## PROBLEM DESCRIPTION
Where a line holds the word "this", copy that line.

# SUPPLIED ENTRIES start

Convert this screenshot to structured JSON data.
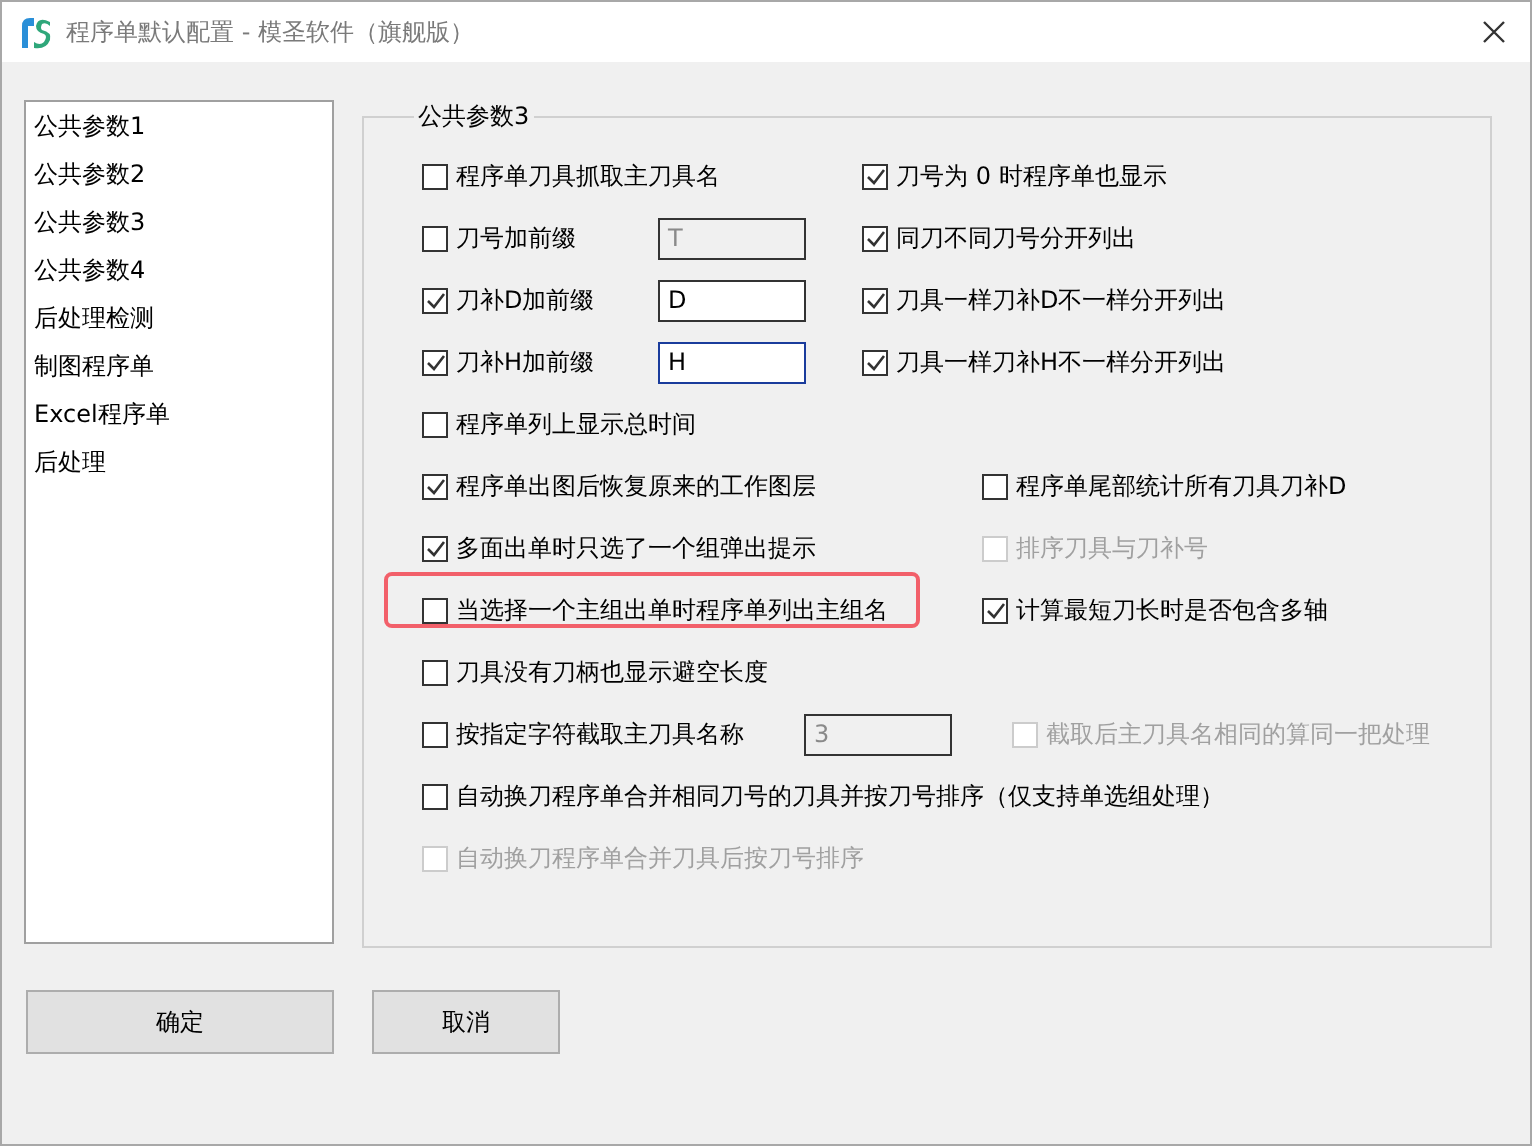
{
  "window": {
    "title": "程序单默认配置 - 模圣软件（旗舰版）"
  },
  "sidebar": {
    "items": [
      {
        "label": "公共参数1",
        "selected": false
      },
      {
        "label": "公共参数2",
        "selected": false
      },
      {
        "label": "公共参数3",
        "selected": false
      },
      {
        "label": "公共参数4",
        "selected": false
      },
      {
        "label": "后处理检测",
        "selected": false
      },
      {
        "label": "制图程序单",
        "selected": false
      },
      {
        "label": "Excel程序单",
        "selected": false
      },
      {
        "label": "后处理",
        "selected": false
      }
    ]
  },
  "group": {
    "title": "公共参数3",
    "rows": [
      {
        "kind": "pair",
        "left": {
          "label": "程序单刀具抓取主刀具名",
          "checked": false,
          "disabled": false
        },
        "right": {
          "label": "刀号为 0 时程序单也显示",
          "checked": true,
          "disabled": false
        }
      },
      {
        "kind": "pair",
        "left": {
          "label": "刀号加前缀",
          "checked": false,
          "disabled": false
        },
        "field": {
          "value": "T",
          "disabled": true,
          "focused": false
        },
        "right": {
          "label": "同刀不同刀号分开列出",
          "checked": true,
          "disabled": false
        }
      },
      {
        "kind": "pair",
        "left": {
          "label": "刀补D加前缀",
          "checked": true,
          "disabled": false
        },
        "field": {
          "value": "D",
          "disabled": false,
          "focused": false
        },
        "right": {
          "label": "刀具一样刀补D不一样分开列出",
          "checked": true,
          "disabled": false
        }
      },
      {
        "kind": "pair",
        "left": {
          "label": "刀补H加前缀",
          "checked": true,
          "disabled": false
        },
        "field": {
          "value": "H",
          "disabled": false,
          "focused": true
        },
        "right": {
          "label": "刀具一样刀补H不一样分开列出",
          "checked": true,
          "disabled": false
        }
      },
      {
        "kind": "single",
        "left": {
          "label": "程序单列上显示总时间",
          "checked": false,
          "disabled": false
        }
      },
      {
        "kind": "wide",
        "left": {
          "label": "程序单出图后恢复原来的工作图层",
          "checked": true,
          "disabled": false
        },
        "right": {
          "label": "程序单尾部统计所有刀具刀补D",
          "checked": false,
          "disabled": false
        }
      },
      {
        "kind": "wide",
        "left": {
          "label": "多面出单时只选了一个组弹出提示",
          "checked": true,
          "disabled": false
        },
        "right": {
          "label": "排序刀具与刀补号",
          "checked": false,
          "disabled": true
        }
      },
      {
        "kind": "wide",
        "left": {
          "label": "当选择一个主组出单时程序单列出主组名",
          "checked": false,
          "disabled": false,
          "highlighted": true
        },
        "right": {
          "label": "计算最短刀长时是否包含多轴",
          "checked": true,
          "disabled": false
        }
      },
      {
        "kind": "single",
        "left": {
          "label": "刀具没有刀柄也显示避空长度",
          "checked": false,
          "disabled": false
        }
      },
      {
        "kind": "trim",
        "left": {
          "label": "按指定字符截取主刀具名称",
          "checked": false,
          "disabled": false
        },
        "field": {
          "value": "3",
          "disabled": true,
          "focused": false
        },
        "right": {
          "label": "截取后主刀具名相同的算同一把处理",
          "checked": false,
          "disabled": true
        }
      },
      {
        "kind": "single",
        "left": {
          "label": "自动换刀程序单合并相同刀号的刀具并按刀号排序（仅支持单选组处理）",
          "checked": false,
          "disabled": false
        }
      },
      {
        "kind": "single",
        "left": {
          "label": "自动换刀程序单合并刀具后按刀号排序",
          "checked": false,
          "disabled": true
        }
      }
    ]
  },
  "buttons": [
    {
      "label": "确定"
    },
    {
      "label": "取消"
    }
  ]
}
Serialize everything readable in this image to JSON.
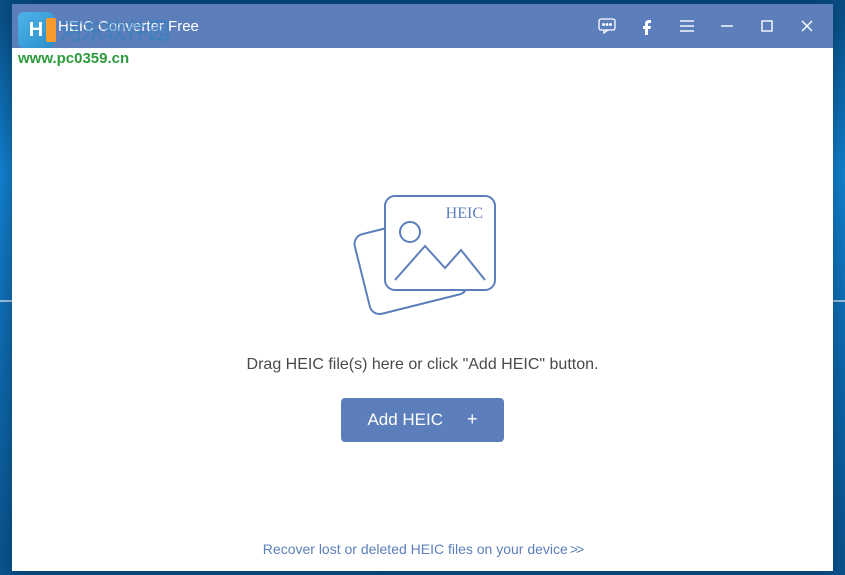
{
  "titlebar": {
    "app_title": "HEIC Converter Free"
  },
  "watermark": {
    "cn_text": "河东软件园",
    "url": "www.pc0359.cn"
  },
  "main": {
    "heic_label": "HEIC",
    "drop_text": "Drag HEIC file(s) here or click \"Add HEIC\" button.",
    "add_button_label": "Add HEIC",
    "plus_symbol": "+"
  },
  "footer": {
    "recover_link": "Recover lost or deleted HEIC files on your device",
    "arrows": ">>"
  }
}
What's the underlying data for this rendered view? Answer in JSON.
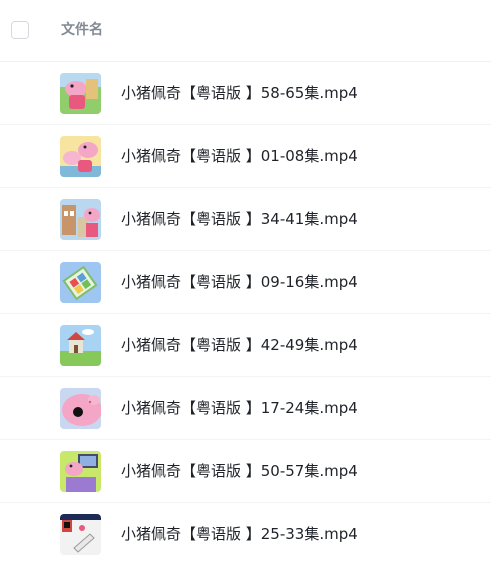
{
  "header": {
    "column_title": "文件名"
  },
  "files": [
    {
      "name": "小猪佩奇【粤语版 】58-65集.mp4",
      "thumbnail_icon": "video-thumbnail-icon"
    },
    {
      "name": "小猪佩奇【粤语版 】01-08集.mp4",
      "thumbnail_icon": "video-thumbnail-icon"
    },
    {
      "name": "小猪佩奇【粤语版 】34-41集.mp4",
      "thumbnail_icon": "video-thumbnail-icon"
    },
    {
      "name": "小猪佩奇【粤语版 】09-16集.mp4",
      "thumbnail_icon": "video-thumbnail-icon"
    },
    {
      "name": "小猪佩奇【粤语版 】42-49集.mp4",
      "thumbnail_icon": "video-thumbnail-icon"
    },
    {
      "name": "小猪佩奇【粤语版 】17-24集.mp4",
      "thumbnail_icon": "video-thumbnail-icon"
    },
    {
      "name": "小猪佩奇【粤语版 】50-57集.mp4",
      "thumbnail_icon": "video-thumbnail-icon"
    },
    {
      "name": "小猪佩奇【粤语版 】25-33集.mp4",
      "thumbnail_icon": "video-thumbnail-icon"
    }
  ]
}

# SUPPLIED ENTRIES end

## RESULT OF THE EXERCISE
Convert this screenshot to structured JSON data.
Serialize everything readable in this image to JSON.
What's the underlying data for this rendered view? Answer in JSON.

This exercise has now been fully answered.